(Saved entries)
···
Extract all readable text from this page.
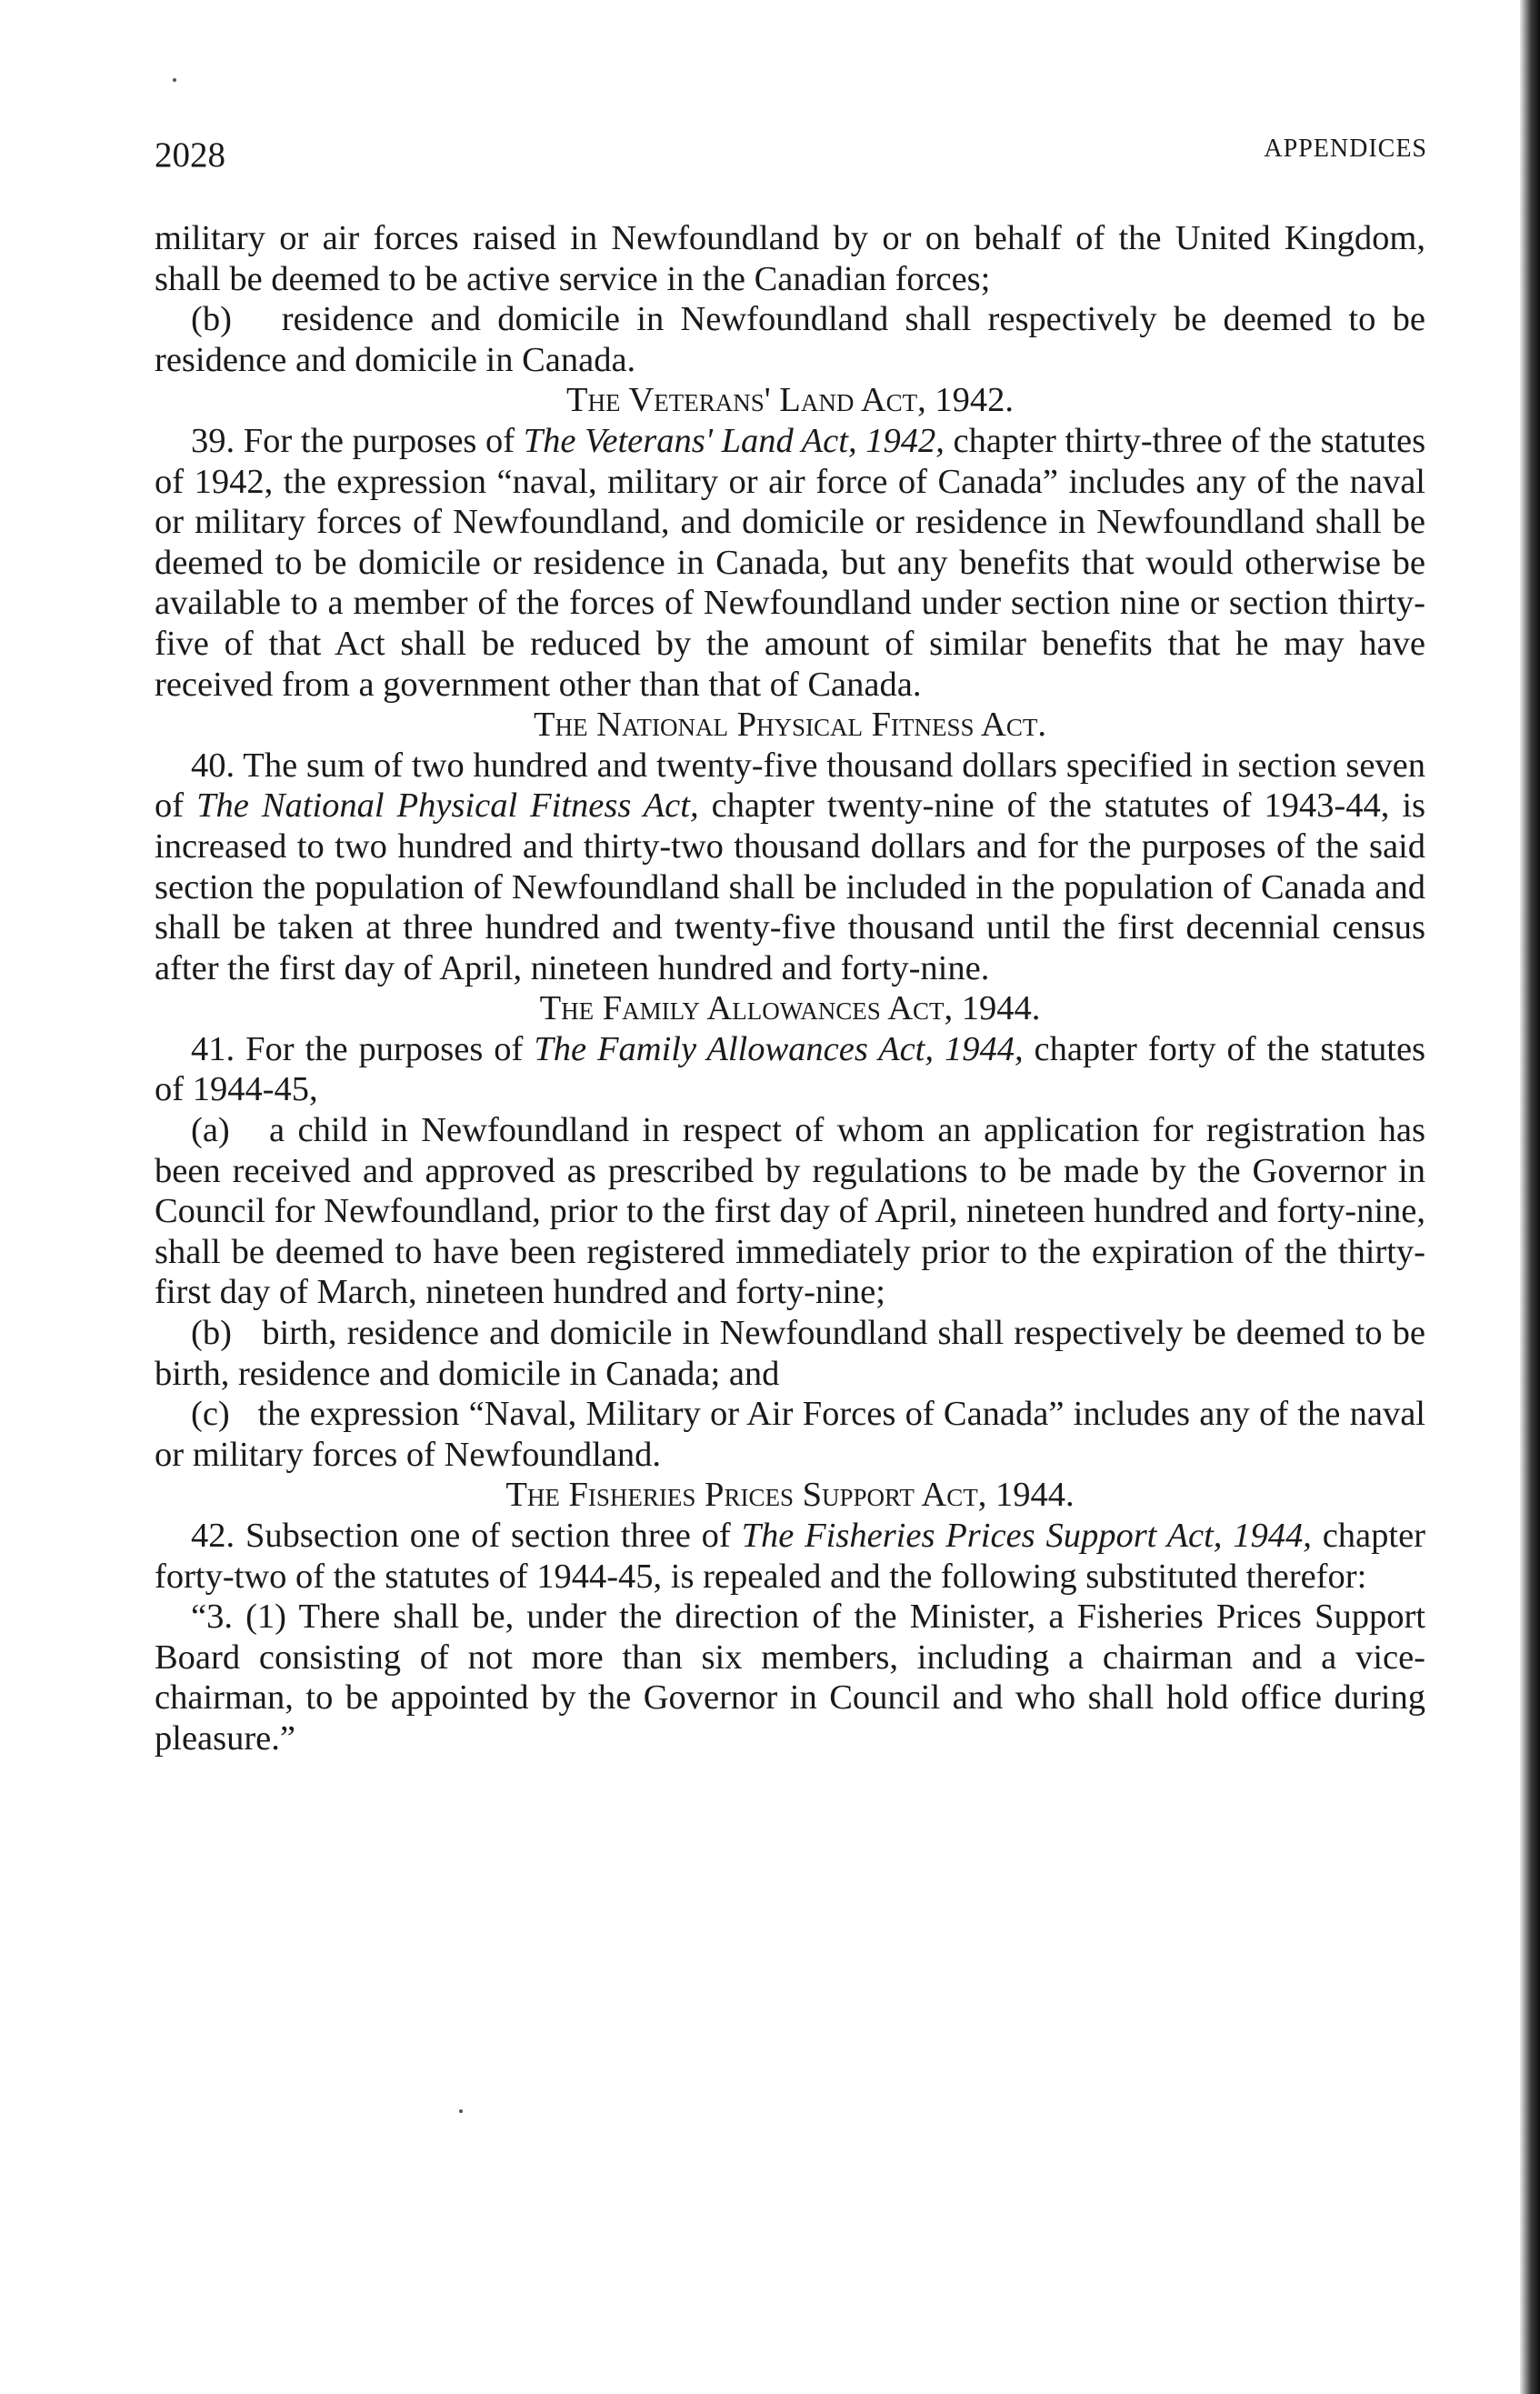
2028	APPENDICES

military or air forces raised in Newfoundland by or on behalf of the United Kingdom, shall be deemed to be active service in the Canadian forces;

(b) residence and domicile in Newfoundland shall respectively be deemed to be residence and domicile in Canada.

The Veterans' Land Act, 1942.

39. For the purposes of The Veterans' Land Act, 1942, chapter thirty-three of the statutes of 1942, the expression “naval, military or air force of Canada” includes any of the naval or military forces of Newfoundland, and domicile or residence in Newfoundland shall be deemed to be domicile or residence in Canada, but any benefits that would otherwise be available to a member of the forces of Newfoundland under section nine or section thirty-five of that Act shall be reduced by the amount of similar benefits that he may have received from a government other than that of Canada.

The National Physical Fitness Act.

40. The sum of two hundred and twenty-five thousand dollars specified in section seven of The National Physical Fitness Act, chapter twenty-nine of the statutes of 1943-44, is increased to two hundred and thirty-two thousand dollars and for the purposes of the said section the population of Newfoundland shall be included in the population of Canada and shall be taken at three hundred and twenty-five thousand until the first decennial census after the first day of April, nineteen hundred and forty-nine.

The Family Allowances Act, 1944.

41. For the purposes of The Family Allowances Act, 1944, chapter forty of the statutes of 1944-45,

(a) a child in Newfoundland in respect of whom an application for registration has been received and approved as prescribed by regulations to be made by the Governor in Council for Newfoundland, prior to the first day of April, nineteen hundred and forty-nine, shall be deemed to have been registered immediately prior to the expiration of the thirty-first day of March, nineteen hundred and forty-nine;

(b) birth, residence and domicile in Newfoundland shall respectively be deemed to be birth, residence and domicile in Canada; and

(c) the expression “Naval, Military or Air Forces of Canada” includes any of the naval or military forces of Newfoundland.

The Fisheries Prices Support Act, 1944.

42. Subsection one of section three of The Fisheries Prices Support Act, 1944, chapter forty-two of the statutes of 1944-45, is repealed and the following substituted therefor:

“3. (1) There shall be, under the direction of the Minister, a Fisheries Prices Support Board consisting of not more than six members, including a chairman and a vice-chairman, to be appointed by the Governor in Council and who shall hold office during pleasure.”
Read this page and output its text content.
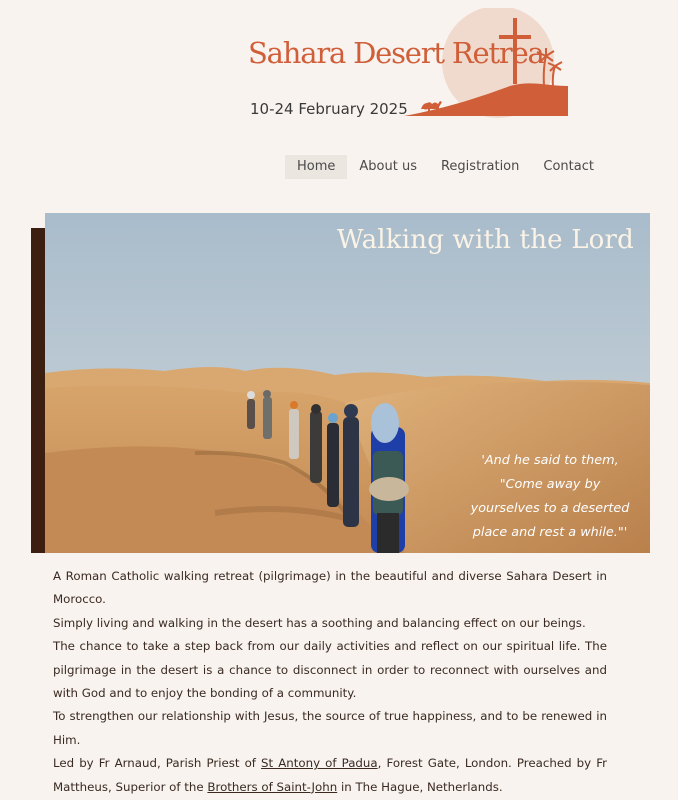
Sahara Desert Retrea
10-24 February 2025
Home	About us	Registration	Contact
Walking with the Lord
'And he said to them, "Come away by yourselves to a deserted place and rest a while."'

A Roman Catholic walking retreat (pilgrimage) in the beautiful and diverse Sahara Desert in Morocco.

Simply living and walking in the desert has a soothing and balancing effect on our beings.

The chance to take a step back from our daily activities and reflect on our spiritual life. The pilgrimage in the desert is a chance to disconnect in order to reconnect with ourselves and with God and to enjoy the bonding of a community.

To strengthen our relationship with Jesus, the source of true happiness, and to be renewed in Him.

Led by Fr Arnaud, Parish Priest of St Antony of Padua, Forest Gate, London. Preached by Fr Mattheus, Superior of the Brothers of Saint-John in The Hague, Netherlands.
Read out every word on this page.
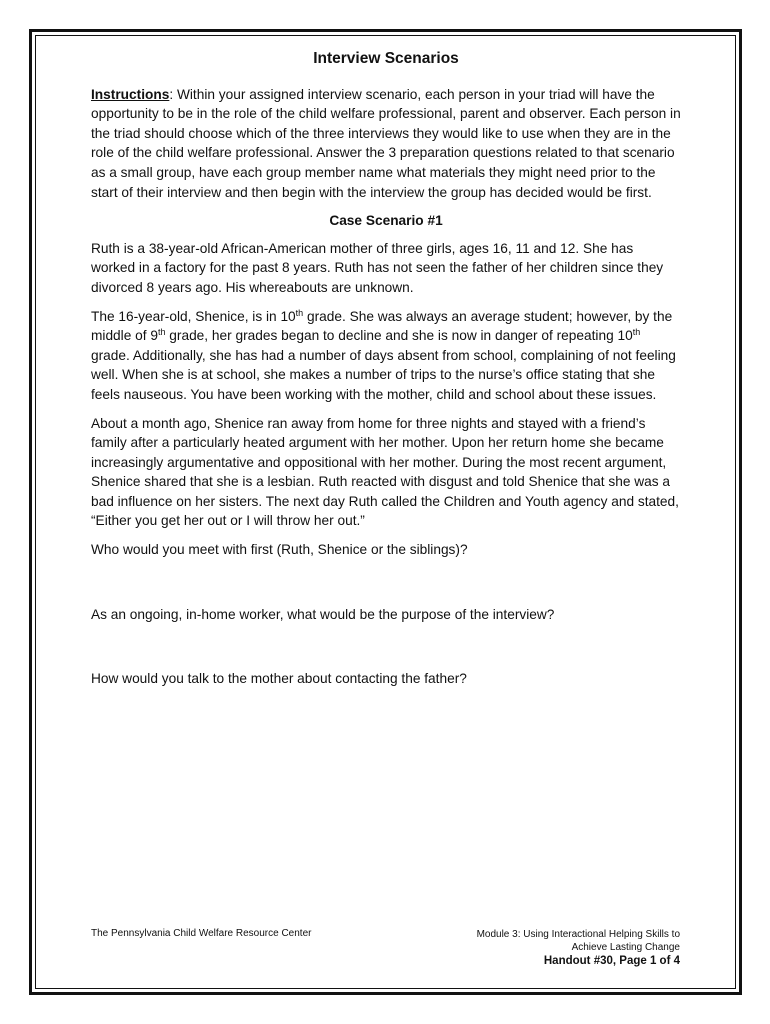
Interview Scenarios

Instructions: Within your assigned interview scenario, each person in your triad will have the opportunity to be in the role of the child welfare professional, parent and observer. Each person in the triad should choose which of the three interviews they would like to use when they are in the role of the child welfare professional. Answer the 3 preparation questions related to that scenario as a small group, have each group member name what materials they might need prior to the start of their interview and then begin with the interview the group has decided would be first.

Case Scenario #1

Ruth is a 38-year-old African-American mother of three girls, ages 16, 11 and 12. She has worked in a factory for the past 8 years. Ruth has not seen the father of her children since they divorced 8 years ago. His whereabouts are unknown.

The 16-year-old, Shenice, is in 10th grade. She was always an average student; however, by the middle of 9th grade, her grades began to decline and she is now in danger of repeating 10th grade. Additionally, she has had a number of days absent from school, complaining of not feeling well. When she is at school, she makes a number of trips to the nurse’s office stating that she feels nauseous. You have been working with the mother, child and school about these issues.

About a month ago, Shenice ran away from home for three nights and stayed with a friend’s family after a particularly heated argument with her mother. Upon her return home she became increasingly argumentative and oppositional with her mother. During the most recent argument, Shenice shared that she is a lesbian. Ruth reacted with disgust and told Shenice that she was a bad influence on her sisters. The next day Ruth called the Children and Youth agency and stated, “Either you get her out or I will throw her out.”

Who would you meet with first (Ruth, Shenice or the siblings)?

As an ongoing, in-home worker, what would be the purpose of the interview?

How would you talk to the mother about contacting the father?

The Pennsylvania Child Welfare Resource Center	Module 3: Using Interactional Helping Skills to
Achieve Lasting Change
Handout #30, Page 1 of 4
···
• What is required: Write out the material above again, word for word, minus its pictures.

• Finished answer:
Extract all readable text from this page.
2028	APPENDICES

military or air forces raised in Newfoundland by or on behalf of the United Kingdom, shall be deemed to be active service in the Canadian forces;

(b) residence and domicile in Newfoundland shall respectively be deemed to be residence and domicile in Canada.

The Veterans' Land Act, 1942.

39. For the purposes of The Veterans' Land Act, 1942, chapter thirty-three of the statutes of 1942, the expression “naval, military or air force of Canada” includes any of the naval or military forces of Newfoundland, and domicile or residence in Newfoundland shall be deemed to be domicile or residence in Canada, but any benefits that would otherwise be available to a member of the forces of Newfoundland under section nine or section thirty-five of that Act shall be reduced by the amount of similar benefits that he may have received from a government other than that of Canada.

The National Physical Fitness Act.

40. The sum of two hundred and twenty-five thousand dollars specified in section seven of The National Physical Fitness Act, chapter twenty-nine of the statutes of 1943-44, is increased to two hundred and thirty-two thousand dollars and for the purposes of the said section the population of Newfoundland shall be included in the population of Canada and shall be taken at three hundred and twenty-five thousand until the first decennial census after the first day of April, nineteen hundred and forty-nine.

The Family Allowances Act, 1944.

41. For the purposes of The Family Allowances Act, 1944, chapter forty of the statutes of 1944-45,

(a) a child in Newfoundland in respect of whom an application for registration has been received and approved as prescribed by regulations to be made by the Governor in Council for Newfoundland, prior to the first day of April, nineteen hundred and forty-nine, shall be deemed to have been registered immediately prior to the expiration of the thirty-first day of March, nineteen hundred and forty-nine;

(b) birth, residence and domicile in Newfoundland shall respectively be deemed to be birth, residence and domicile in Canada; and

(c) the expression “Naval, Military or Air Forces of Canada” includes any of the naval or military forces of Newfoundland.

The Fisheries Prices Support Act, 1944.

42. Subsection one of section three of The Fisheries Prices Support Act, 1944, chapter forty-two of the statutes of 1944-45, is repealed and the following substituted therefor:

“3. (1) There shall be, under the direction of the Minister, a Fisheries Prices Support Board consisting of not more than six members, including a chairman and a vice-chairman, to be appointed by the Governor in Council and who shall hold office during pleasure.”
Read this page and output its text content.
Sahara Desert Retrea
10-24 February 2025
Home	About us	Registration	Contact
Walking with the Lord
'And he said to them, "Come away by yourselves to a deserted place and rest a while."'

A Roman Catholic walking retreat (pilgrimage) in the beautiful and diverse Sahara Desert in Morocco.

Simply living and walking in the desert has a soothing and balancing effect on our beings.

The chance to take a step back from our daily activities and reflect on our spiritual life. The pilgrimage in the desert is a chance to disconnect in order to reconnect with ourselves and with God and to enjoy the bonding of a community.

To strengthen our relationship with Jesus, the source of true happiness, and to be renewed in Him.

Led by Fr Arnaud, Parish Priest of St Antony of Padua, Forest Gate, London. Preached by Fr Mattheus, Superior of the Brothers of Saint-John in The Hague, Netherlands.
Read out every word on this page.
Interview Scenarios

Instructions: Within your assigned interview scenario, each person in your triad will have the opportunity to be in the role of the child welfare professional, parent and observer. Each person in the triad should choose which of the three interviews they would like to use when they are in the role of the child welfare professional. Answer the 3 preparation questions related to that scenario as a small group, have each group member name what materials they might need prior to the start of their interview and then begin with the interview the group has decided would be first.

Case Scenario #1

Ruth is a 38-year-old African-American mother of three girls, ages 16, 11 and 12. She has worked in a factory for the past 8 years. Ruth has not seen the father of her children since they divorced 8 years ago. His whereabouts are unknown.

The 16-year-old, Shenice, is in 10th grade. She was always an average student; however, by the middle of 9th grade, her grades began to decline and she is now in danger of repeating 10th grade. Additionally, she has had a number of days absent from school, complaining of not feeling well. When she is at school, she makes a number of trips to the nurse’s office stating that she feels nauseous. You have been working with the mother, child and school about these issues.

About a month ago, Shenice ran away from home for three nights and stayed with a friend’s family after a particularly heated argument with her mother. Upon her return home she became increasingly argumentative and oppositional with her mother. During the most recent argument, Shenice shared that she is a lesbian. Ruth reacted with disgust and told Shenice that she was a bad influence on her sisters. The next day Ruth called the Children and Youth agency and stated, “Either you get her out or I will throw her out.”

Who would you meet with first (Ruth, Shenice or the siblings)?

As an ongoing, in-home worker, what would be the purpose of the interview?

How would you talk to the mother about contacting the father?

The Pennsylvania Child Welfare Resource Center	Module 3: Using Interactional Helping Skills to
Achieve Lasting Change
Handout #30, Page 1 of 4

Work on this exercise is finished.